* Data shown *
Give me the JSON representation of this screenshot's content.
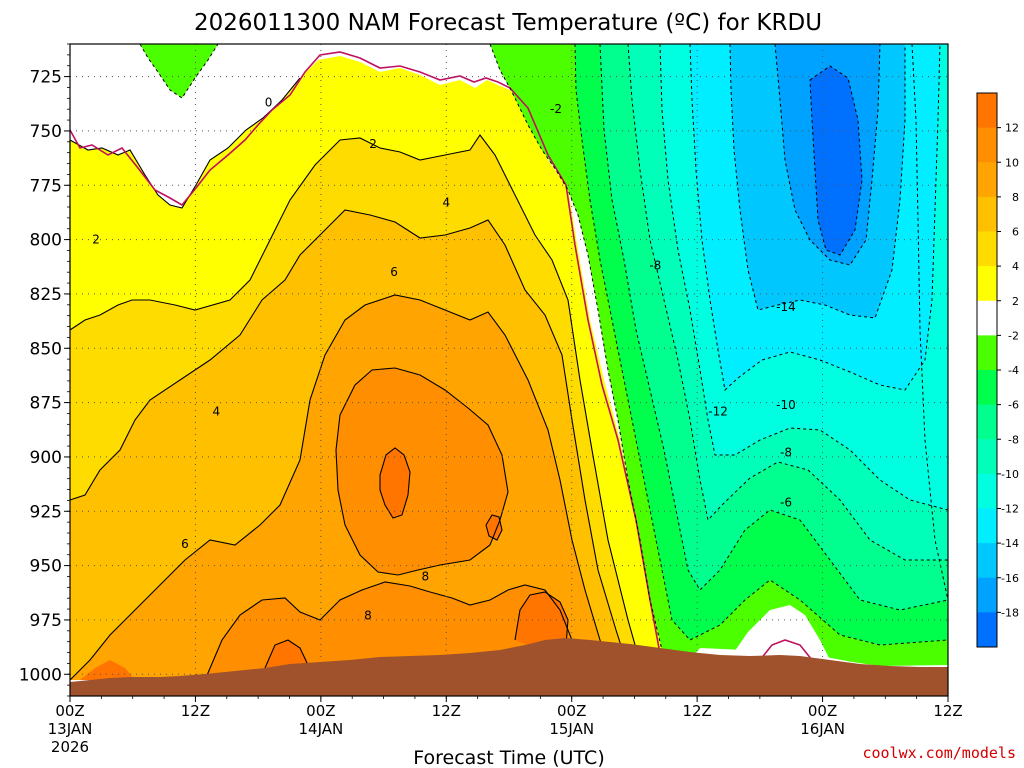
{
  "chart_data": {
    "type": "heatmap",
    "title": "2026011300 NAM Forecast Temperature (ºC) for KRDU",
    "xlabel": "Forecast Time (UTC)",
    "ylabel": "",
    "credit": "coolwx.com/models",
    "ylim": [
      1010,
      710
    ],
    "y_ticks": [
      "725",
      "750",
      "775",
      "800",
      "825",
      "850",
      "875",
      "900",
      "925",
      "950",
      "975",
      "1000"
    ],
    "x_ticks": [
      {
        "hour": 0,
        "l1": "00Z",
        "l2": "13JAN",
        "l3": "2026"
      },
      {
        "hour": 12,
        "l1": "12Z",
        "l2": "",
        "l3": ""
      },
      {
        "hour": 24,
        "l1": "00Z",
        "l2": "14JAN",
        "l3": ""
      },
      {
        "hour": 36,
        "l1": "12Z",
        "l2": "",
        "l3": ""
      },
      {
        "hour": 48,
        "l1": "00Z",
        "l2": "15JAN",
        "l3": ""
      },
      {
        "hour": 60,
        "l1": "12Z",
        "l2": "",
        "l3": ""
      },
      {
        "hour": 72,
        "l1": "00Z",
        "l2": "16JAN",
        "l3": ""
      },
      {
        "hour": 84,
        "l1": "12Z",
        "l2": "",
        "l3": ""
      }
    ],
    "colorbar": {
      "colors": [
        "#ff7500",
        "#ff8e00",
        "#ffa400",
        "#ffc000",
        "#ffdc00",
        "#ffff00",
        "#ffffff",
        "#4cff00",
        "#00ff4c",
        "#00ff8e",
        "#00ffb9",
        "#00ffe0",
        "#00eeff",
        "#00c8ff",
        "#00a2ff",
        "#0070ff"
      ],
      "labels": [
        "12",
        "10",
        "8",
        "6",
        "4",
        "2",
        "-2",
        "-4",
        "-6",
        "-8",
        "-10",
        "-12",
        "-14",
        "-16",
        "-18"
      ]
    },
    "contour_labels": [
      {
        "text": "0",
        "hour": 19.0,
        "p": 737
      },
      {
        "text": "-2",
        "hour": 46.5,
        "p": 740
      },
      {
        "text": "2",
        "hour": 2.5,
        "p": 800
      },
      {
        "text": "2",
        "hour": 29.0,
        "p": 756
      },
      {
        "text": "4",
        "hour": 36.0,
        "p": 783
      },
      {
        "text": "4",
        "hour": 14.0,
        "p": 879
      },
      {
        "text": "6",
        "hour": 31.0,
        "p": 815
      },
      {
        "text": "6",
        "hour": 11.0,
        "p": 940
      },
      {
        "text": "8",
        "hour": 34.0,
        "p": 955
      },
      {
        "text": "8",
        "hour": 28.5,
        "p": 973
      },
      {
        "text": "-8",
        "hour": 56.0,
        "p": 812
      },
      {
        "text": "-14",
        "hour": 68.5,
        "p": 831
      },
      {
        "text": "-12",
        "hour": 62.0,
        "p": 879
      },
      {
        "text": "-10",
        "hour": 68.5,
        "p": 876
      },
      {
        "text": "-8",
        "hour": 68.5,
        "p": 898
      },
      {
        "text": "-6",
        "hour": 68.5,
        "p": 921
      }
    ]
  }
}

* Short exercise *
Copy the listing word for word, excluding its pictures.

* Solution for this task *
Give me the JSON representation of this screenshot's content.
{
  "chart_data": {
    "type": "heatmap",
    "title": "2026011300 NAM Forecast Temperature (ºC) for KRDU",
    "xlabel": "Forecast Time (UTC)",
    "ylabel": "",
    "credit": "coolwx.com/models",
    "ylim": [
      1010,
      710
    ],
    "y_ticks": [
      "725",
      "750",
      "775",
      "800",
      "825",
      "850",
      "875",
      "900",
      "925",
      "950",
      "975",
      "1000"
    ],
    "x_ticks": [
      {
        "hour": 0,
        "l1": "00Z",
        "l2": "13JAN",
        "l3": "2026"
      },
      {
        "hour": 12,
        "l1": "12Z",
        "l2": "",
        "l3": ""
      },
      {
        "hour": 24,
        "l1": "00Z",
        "l2": "14JAN",
        "l3": ""
      },
      {
        "hour": 36,
        "l1": "12Z",
        "l2": "",
        "l3": ""
      },
      {
        "hour": 48,
        "l1": "00Z",
        "l2": "15JAN",
        "l3": ""
      },
      {
        "hour": 60,
        "l1": "12Z",
        "l2": "",
        "l3": ""
      },
      {
        "hour": 72,
        "l1": "00Z",
        "l2": "16JAN",
        "l3": ""
      },
      {
        "hour": 84,
        "l1": "12Z",
        "l2": "",
        "l3": ""
      }
    ],
    "colorbar": {
      "colors": [
        "#ff7500",
        "#ff8e00",
        "#ffa400",
        "#ffc000",
        "#ffdc00",
        "#ffff00",
        "#ffffff",
        "#4cff00",
        "#00ff4c",
        "#00ff8e",
        "#00ffb9",
        "#00ffe0",
        "#00eeff",
        "#00c8ff",
        "#00a2ff",
        "#0070ff"
      ],
      "labels": [
        "12",
        "10",
        "8",
        "6",
        "4",
        "2",
        "-2",
        "-4",
        "-6",
        "-8",
        "-10",
        "-12",
        "-14",
        "-16",
        "-18"
      ]
    },
    "contour_labels": [
      {
        "text": "0",
        "hour": 19.0,
        "p": 737
      },
      {
        "text": "-2",
        "hour": 46.5,
        "p": 740
      },
      {
        "text": "2",
        "hour": 2.5,
        "p": 800
      },
      {
        "text": "2",
        "hour": 29.0,
        "p": 756
      },
      {
        "text": "4",
        "hour": 36.0,
        "p": 783
      },
      {
        "text": "4",
        "hour": 14.0,
        "p": 879
      },
      {
        "text": "6",
        "hour": 31.0,
        "p": 815
      },
      {
        "text": "6",
        "hour": 11.0,
        "p": 940
      },
      {
        "text": "8",
        "hour": 34.0,
        "p": 955
      },
      {
        "text": "8",
        "hour": 28.5,
        "p": 973
      },
      {
        "text": "-8",
        "hour": 56.0,
        "p": 812
      },
      {
        "text": "-14",
        "hour": 68.5,
        "p": 831
      },
      {
        "text": "-12",
        "hour": 62.0,
        "p": 879
      },
      {
        "text": "-10",
        "hour": 68.5,
        "p": 876
      },
      {
        "text": "-8",
        "hour": 68.5,
        "p": 898
      },
      {
        "text": "-6",
        "hour": 68.5,
        "p": 921
      }
    ]
  }
}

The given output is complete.